_What you need to do_. Collect all lines containing the word "культуры" from the data.

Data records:
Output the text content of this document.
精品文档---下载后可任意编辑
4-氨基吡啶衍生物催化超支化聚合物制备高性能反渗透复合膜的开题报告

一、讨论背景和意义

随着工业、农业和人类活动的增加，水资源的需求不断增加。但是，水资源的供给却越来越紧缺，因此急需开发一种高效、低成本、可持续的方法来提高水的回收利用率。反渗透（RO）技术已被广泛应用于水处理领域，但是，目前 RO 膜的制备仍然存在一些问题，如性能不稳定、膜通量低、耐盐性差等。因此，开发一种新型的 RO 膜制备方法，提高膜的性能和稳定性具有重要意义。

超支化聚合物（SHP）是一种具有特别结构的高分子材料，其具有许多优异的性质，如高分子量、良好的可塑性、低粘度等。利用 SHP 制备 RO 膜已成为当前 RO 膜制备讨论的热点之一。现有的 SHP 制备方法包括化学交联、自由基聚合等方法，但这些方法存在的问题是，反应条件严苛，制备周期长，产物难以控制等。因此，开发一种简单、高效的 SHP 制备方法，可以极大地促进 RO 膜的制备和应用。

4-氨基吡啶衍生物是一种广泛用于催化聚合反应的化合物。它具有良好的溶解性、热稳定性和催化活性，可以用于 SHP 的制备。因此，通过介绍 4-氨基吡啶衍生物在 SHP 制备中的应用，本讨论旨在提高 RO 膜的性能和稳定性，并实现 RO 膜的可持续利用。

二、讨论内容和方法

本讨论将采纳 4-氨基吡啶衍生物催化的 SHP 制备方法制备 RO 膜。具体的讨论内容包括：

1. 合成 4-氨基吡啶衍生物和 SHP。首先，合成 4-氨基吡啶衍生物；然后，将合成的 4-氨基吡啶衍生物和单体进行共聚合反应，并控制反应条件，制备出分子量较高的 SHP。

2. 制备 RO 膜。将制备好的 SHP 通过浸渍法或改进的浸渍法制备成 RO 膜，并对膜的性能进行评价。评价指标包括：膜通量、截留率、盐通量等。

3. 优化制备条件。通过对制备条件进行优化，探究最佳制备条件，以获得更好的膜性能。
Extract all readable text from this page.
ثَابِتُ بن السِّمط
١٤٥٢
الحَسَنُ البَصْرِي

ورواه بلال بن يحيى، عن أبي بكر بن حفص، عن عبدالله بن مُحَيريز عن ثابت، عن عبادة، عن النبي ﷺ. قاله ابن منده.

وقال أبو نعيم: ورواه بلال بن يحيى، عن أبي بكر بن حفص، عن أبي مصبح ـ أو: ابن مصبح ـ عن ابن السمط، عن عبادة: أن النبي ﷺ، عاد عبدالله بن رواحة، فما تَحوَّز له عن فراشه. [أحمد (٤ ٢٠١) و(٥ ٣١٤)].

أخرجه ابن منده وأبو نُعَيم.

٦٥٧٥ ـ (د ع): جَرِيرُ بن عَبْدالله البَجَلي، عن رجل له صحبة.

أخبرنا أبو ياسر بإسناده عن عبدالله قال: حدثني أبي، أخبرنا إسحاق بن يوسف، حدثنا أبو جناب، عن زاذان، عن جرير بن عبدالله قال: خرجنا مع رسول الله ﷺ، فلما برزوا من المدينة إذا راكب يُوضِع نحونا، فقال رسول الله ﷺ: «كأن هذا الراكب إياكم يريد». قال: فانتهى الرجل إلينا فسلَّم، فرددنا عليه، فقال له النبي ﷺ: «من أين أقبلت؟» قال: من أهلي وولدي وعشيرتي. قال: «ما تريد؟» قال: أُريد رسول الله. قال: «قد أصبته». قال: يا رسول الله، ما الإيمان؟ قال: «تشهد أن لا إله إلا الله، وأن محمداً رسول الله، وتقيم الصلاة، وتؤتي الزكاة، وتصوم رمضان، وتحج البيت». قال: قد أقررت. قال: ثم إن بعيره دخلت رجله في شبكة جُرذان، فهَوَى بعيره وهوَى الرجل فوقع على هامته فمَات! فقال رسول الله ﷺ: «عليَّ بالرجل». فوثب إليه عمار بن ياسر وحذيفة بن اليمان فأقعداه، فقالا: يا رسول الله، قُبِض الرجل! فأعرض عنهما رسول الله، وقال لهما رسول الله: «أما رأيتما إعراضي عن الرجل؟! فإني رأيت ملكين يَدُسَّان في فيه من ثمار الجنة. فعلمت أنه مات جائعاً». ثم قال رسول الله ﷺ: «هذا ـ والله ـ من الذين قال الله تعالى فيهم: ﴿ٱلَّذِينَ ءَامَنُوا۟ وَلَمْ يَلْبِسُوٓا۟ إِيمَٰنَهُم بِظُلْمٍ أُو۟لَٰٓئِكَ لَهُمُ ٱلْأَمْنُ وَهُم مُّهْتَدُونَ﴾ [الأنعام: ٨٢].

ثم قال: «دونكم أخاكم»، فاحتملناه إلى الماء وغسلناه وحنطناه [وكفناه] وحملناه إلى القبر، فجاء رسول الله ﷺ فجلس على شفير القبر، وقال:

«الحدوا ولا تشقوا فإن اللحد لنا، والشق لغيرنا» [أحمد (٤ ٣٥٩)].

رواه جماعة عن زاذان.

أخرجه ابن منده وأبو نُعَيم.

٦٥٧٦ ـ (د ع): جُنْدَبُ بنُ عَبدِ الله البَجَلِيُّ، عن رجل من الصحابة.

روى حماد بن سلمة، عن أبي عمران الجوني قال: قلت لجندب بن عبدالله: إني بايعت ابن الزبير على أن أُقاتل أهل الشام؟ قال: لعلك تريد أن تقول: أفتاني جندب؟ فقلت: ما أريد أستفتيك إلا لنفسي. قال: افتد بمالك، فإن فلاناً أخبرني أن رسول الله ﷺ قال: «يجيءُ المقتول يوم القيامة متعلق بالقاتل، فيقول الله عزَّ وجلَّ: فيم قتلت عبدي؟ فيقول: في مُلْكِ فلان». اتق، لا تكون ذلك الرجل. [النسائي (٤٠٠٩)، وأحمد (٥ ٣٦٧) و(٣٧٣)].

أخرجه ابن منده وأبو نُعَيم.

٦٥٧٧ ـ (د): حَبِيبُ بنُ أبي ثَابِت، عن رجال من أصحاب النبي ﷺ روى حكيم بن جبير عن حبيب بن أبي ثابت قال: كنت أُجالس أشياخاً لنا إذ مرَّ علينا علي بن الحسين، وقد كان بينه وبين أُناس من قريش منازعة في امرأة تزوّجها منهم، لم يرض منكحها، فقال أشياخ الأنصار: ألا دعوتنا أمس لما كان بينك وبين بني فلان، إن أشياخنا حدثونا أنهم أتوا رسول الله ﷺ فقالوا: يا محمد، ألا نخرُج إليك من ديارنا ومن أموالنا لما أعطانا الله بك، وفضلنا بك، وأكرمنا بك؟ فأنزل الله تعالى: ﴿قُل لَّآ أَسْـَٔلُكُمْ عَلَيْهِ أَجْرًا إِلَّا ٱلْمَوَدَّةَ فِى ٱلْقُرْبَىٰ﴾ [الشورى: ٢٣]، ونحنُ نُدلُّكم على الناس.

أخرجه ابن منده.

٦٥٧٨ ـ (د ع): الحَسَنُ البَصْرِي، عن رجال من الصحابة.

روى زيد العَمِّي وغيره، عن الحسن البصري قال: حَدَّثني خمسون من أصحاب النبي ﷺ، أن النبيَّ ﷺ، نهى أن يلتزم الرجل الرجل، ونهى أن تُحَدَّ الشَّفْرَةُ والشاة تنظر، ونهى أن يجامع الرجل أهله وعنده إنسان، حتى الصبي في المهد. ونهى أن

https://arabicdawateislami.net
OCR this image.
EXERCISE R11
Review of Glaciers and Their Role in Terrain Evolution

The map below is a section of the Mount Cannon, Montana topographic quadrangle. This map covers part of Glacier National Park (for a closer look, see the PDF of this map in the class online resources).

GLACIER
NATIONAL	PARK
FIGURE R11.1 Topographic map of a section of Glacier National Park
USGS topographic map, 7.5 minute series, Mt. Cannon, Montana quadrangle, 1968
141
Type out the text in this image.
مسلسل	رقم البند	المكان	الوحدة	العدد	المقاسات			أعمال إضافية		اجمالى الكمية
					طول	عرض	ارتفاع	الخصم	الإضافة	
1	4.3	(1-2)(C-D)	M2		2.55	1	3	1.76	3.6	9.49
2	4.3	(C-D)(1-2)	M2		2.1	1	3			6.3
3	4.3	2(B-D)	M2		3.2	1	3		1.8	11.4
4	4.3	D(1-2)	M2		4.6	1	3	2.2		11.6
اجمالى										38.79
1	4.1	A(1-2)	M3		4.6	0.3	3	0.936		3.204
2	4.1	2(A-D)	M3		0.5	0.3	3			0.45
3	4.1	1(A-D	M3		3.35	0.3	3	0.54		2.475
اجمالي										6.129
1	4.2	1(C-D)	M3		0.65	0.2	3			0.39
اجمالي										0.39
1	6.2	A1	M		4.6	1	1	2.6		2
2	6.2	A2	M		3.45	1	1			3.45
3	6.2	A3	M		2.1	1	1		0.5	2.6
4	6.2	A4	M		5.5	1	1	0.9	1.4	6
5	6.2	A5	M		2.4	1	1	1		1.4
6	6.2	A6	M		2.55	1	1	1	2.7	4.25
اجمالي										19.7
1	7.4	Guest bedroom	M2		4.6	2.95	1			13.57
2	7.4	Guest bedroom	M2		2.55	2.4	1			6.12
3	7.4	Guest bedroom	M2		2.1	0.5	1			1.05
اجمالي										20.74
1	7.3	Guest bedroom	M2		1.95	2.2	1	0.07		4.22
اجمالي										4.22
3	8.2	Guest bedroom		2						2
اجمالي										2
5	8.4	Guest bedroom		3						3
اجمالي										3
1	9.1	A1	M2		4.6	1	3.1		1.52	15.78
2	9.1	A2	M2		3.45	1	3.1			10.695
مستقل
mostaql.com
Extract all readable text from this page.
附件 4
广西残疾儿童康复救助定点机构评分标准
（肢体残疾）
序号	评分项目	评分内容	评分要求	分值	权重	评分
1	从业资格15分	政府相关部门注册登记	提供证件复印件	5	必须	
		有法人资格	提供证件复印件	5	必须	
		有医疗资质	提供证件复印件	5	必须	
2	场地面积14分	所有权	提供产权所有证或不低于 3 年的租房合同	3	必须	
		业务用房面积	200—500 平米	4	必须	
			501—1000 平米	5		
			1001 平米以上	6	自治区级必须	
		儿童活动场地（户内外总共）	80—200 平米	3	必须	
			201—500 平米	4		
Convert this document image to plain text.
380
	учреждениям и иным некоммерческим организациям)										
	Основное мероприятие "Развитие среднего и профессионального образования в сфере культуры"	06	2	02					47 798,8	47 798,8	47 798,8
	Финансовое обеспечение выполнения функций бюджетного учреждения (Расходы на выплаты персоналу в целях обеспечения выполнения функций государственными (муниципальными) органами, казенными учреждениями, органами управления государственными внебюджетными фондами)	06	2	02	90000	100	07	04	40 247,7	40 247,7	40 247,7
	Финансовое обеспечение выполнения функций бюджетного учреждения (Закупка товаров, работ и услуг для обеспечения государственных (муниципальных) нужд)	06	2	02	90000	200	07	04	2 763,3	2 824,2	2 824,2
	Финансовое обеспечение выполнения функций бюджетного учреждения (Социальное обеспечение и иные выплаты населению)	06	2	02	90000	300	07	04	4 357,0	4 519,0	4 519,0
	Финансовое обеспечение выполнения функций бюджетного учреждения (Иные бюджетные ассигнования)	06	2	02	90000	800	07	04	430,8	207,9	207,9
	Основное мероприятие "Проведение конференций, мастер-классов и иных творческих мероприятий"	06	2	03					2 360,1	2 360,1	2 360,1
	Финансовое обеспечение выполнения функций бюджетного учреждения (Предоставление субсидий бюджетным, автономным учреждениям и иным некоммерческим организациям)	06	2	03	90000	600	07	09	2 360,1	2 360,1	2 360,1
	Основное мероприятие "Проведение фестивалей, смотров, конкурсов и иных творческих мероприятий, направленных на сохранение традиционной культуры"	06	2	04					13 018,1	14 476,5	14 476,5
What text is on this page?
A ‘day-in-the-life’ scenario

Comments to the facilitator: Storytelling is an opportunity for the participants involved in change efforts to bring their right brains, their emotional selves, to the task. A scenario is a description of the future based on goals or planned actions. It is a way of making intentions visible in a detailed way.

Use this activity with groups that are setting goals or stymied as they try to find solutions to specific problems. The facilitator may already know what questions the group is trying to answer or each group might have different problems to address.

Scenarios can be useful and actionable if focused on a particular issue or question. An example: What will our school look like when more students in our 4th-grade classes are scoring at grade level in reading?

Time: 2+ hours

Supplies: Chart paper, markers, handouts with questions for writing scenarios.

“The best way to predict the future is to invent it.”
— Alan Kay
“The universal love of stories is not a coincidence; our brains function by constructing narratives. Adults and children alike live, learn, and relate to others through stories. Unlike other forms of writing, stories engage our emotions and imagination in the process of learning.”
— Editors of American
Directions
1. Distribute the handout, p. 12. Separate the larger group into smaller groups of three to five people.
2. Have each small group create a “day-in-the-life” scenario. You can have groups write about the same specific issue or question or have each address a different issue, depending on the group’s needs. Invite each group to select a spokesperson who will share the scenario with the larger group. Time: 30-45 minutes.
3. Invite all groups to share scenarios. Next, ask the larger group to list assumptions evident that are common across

_Expected answer_.
	Основное мероприятие "Развитие среднего и профессионального образования в сфере культуры"	06	2	02					47 798,8	47 798,8	47 798,8
	Основное мероприятие "Проведение фестивалей, смотров, конкурсов и иных творческих мероприятий, направленных на сохранение традиционной культуры"	06	2	04					13 018,1	14 476,5	14 476,5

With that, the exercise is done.